(Dataset records)
>> begin

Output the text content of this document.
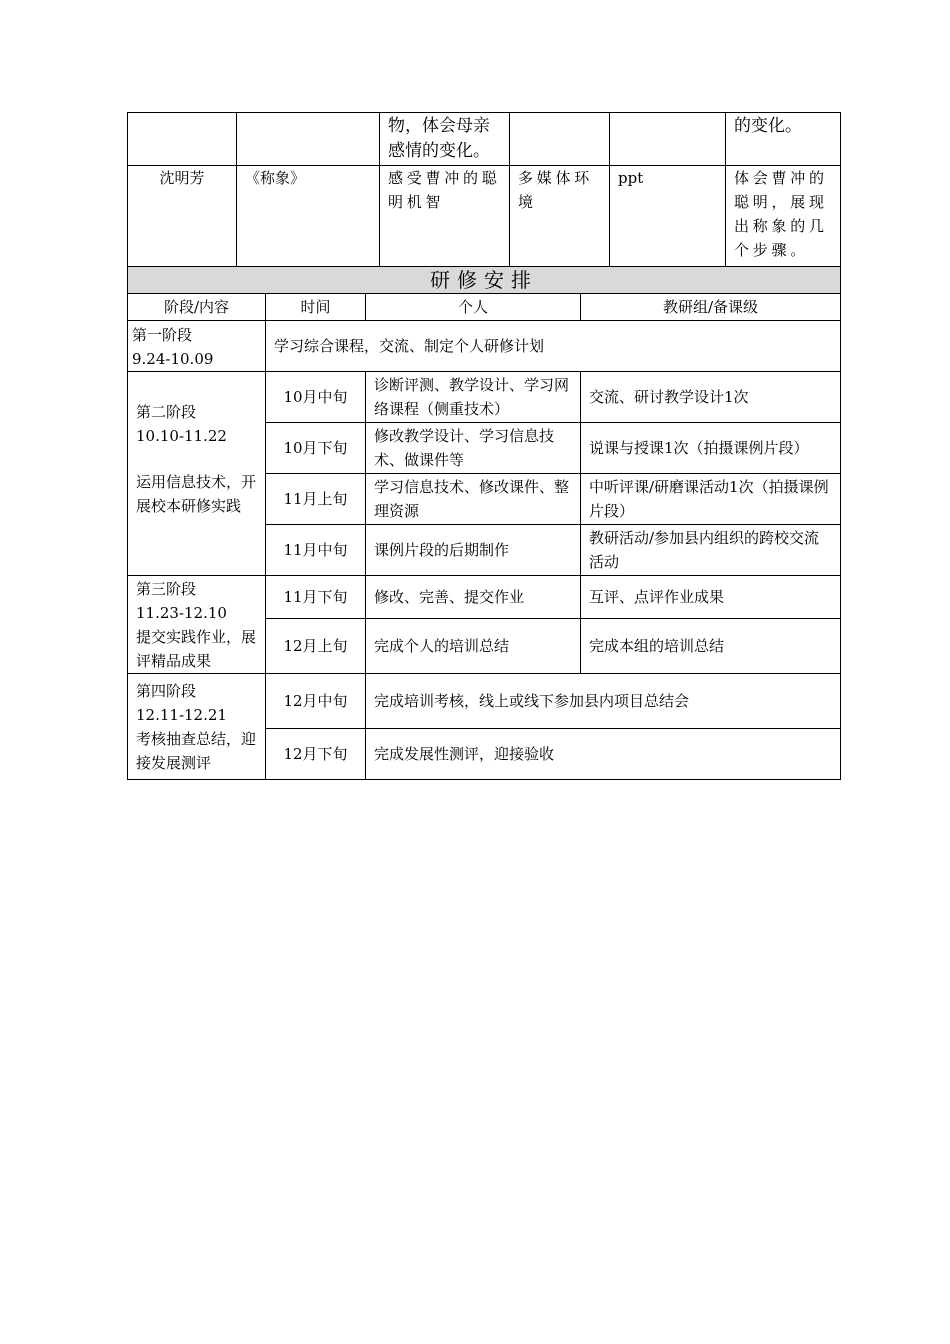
		物，体会母亲感情的变化。			的变化。
沈明芳	《称象》	感受曹冲的聪明机智	多媒体环境	ppt	体会曹冲的聪明，展现出称象的几个步骤。
研修安排			
阶段/内容	时间	个人	教研组/备课级

第一阶段
9.24-10.09	学习综合课程，交流、制定个人研修计划		

第二阶段
10.10-11.22
运用信息技术，开展校本研修实践	10月中旬	诊断评测、教学设计、学习网络课程（侧重技术）	交流、研讨教学设计1次
	10月下旬	修改教学设计、学习信息技术、做课件等	说课与授课1次（拍摄课例片段）
	11月上旬	学习信息技术、修改课件、整理资源	中听评课/研磨课活动1次（拍摄课例片段）
	11月中旬	课例片段的后期制作	教研活动/参加县内组织的跨校交流活动

第三阶段
11.23-12.10
提交实践作业，展评精品成果	11月下旬	修改、完善、提交作业	互评、点评作业成果
	12月上旬	完成个人的培训总结	完成本组的培训总结

第四阶段
12.11-12.21
考核抽查总结，迎接发展测评	12月中旬	完成培训考核，线上或线下参加县内项目总结会	
	12月下旬	完成发展性测评，迎接验收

>> end

> **SHORT PROBLEM**
Go through the material above and copy each line that has the word "学习信息技术".

> **SOLUTION TO THIS TASK**
	10月下旬	修改教学设计、学习信息技术、做课件等	说课与授课1次（拍摄课例片段）
	11月上旬	学习信息技术、修改课件、整理资源	中听评课/研磨课活动1次（拍摄课例片段）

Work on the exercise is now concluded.